Layout element entries:

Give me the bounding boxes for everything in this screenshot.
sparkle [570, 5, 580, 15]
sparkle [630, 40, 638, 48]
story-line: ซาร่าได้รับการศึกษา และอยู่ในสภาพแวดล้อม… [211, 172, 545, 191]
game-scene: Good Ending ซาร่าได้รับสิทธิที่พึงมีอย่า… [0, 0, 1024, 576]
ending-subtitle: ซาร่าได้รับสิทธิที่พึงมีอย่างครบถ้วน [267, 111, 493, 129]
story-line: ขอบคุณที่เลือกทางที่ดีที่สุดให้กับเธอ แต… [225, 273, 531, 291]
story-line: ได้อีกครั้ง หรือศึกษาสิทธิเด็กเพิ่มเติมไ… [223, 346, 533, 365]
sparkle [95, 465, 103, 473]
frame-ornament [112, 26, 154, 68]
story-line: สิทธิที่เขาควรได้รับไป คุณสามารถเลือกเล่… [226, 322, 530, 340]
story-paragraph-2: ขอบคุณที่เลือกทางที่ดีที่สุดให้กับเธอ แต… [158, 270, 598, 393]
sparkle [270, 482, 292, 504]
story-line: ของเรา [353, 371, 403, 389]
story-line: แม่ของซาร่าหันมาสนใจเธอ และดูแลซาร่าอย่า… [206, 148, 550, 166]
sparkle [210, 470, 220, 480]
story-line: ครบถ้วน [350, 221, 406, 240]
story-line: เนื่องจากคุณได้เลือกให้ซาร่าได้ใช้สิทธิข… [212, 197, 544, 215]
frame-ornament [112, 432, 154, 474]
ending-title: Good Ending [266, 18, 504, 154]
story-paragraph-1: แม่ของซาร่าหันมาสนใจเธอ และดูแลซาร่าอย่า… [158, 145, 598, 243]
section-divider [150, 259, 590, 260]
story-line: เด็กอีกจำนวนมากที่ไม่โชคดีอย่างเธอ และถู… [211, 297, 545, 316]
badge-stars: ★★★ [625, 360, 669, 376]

==

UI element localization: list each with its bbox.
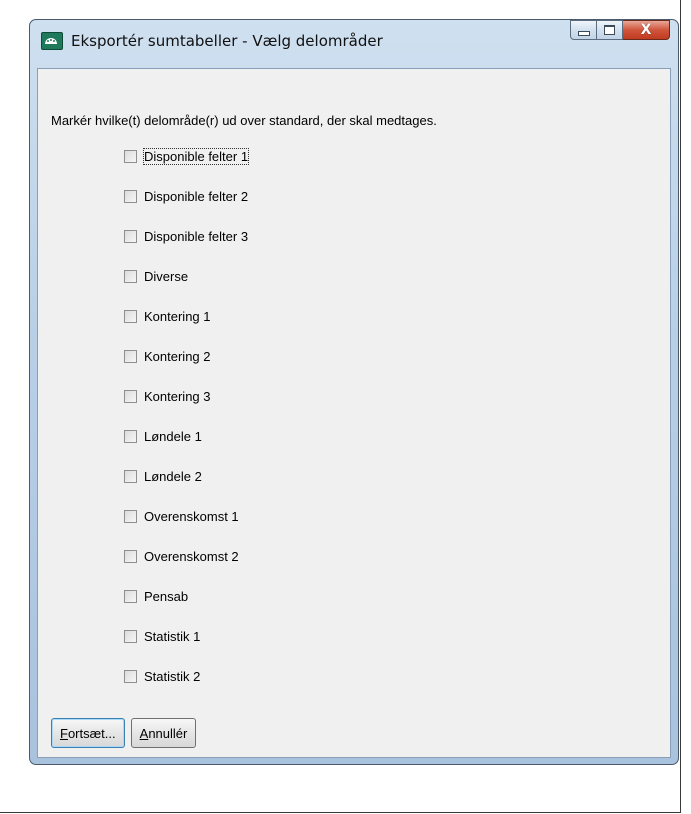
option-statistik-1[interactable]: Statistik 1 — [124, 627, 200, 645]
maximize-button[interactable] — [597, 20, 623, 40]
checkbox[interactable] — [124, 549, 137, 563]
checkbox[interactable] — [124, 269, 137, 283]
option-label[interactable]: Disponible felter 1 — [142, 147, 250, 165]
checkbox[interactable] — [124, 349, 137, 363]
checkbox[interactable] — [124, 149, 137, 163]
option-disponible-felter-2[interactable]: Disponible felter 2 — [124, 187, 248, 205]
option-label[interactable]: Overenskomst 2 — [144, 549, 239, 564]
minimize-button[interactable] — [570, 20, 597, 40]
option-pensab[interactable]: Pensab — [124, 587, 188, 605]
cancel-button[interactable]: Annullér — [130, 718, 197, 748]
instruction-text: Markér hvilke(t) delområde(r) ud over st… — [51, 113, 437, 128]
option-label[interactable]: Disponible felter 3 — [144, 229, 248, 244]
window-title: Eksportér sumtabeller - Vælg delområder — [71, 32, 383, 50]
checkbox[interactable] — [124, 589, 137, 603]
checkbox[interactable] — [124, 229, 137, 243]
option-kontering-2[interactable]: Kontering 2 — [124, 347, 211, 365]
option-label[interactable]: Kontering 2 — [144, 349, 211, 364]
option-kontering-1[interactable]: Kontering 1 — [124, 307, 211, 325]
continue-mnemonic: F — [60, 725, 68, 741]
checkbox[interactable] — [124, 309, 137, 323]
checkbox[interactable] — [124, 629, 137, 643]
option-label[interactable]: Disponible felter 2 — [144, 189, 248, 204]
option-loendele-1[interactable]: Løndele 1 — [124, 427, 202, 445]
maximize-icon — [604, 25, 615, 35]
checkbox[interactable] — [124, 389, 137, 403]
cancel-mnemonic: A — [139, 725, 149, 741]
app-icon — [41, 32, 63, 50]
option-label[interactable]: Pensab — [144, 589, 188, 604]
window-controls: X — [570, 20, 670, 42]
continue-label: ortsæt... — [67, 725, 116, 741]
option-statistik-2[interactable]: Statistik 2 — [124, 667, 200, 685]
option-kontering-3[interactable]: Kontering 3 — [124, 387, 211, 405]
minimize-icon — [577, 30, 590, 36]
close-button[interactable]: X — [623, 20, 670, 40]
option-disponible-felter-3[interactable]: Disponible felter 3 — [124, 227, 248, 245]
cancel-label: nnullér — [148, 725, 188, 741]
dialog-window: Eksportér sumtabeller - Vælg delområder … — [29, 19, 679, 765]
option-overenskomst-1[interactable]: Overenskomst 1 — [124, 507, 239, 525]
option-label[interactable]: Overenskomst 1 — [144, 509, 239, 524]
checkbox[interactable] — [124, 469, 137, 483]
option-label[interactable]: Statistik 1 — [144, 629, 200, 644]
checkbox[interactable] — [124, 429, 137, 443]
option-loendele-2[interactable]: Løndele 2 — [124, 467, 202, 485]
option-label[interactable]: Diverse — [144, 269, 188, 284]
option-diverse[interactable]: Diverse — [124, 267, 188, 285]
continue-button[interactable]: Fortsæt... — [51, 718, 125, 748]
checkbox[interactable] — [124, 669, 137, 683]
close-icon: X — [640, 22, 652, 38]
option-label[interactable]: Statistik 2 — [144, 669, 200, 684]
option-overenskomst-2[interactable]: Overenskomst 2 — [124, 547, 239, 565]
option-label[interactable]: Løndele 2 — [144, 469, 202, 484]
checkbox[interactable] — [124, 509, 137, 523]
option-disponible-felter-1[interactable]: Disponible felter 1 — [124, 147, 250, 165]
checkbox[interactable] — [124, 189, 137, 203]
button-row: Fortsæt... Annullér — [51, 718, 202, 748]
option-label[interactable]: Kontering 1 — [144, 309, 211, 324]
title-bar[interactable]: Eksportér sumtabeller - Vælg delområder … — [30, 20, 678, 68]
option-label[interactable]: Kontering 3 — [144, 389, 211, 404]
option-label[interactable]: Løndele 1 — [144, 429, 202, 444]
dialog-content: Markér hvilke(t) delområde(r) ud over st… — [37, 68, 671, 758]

BRIEF:
Can you copy out, unchanged, the lines of the items above from the one containing "Give me the" through the one containing "story-line: ขอบคุณที่เลือกทางที่ดีที่สุดให้กับเธอ แต…"?

EXERCISE SOLUTION:
Give me the bounding boxes for everything in this screenshot.
sparkle [570, 5, 580, 15]
sparkle [630, 40, 638, 48]
story-line: ซาร่าได้รับการศึกษา และอยู่ในสภาพแวดล้อม… [211, 172, 545, 191]
game-scene: Good Ending ซาร่าได้รับสิทธิที่พึงมีอย่า… [0, 0, 1024, 576]
ending-subtitle: ซาร่าได้รับสิทธิที่พึงมีอย่างครบถ้วน [267, 111, 493, 129]
story-line: ขอบคุณที่เลือกทางที่ดีที่สุดให้กับเธอ แต… [225, 273, 531, 291]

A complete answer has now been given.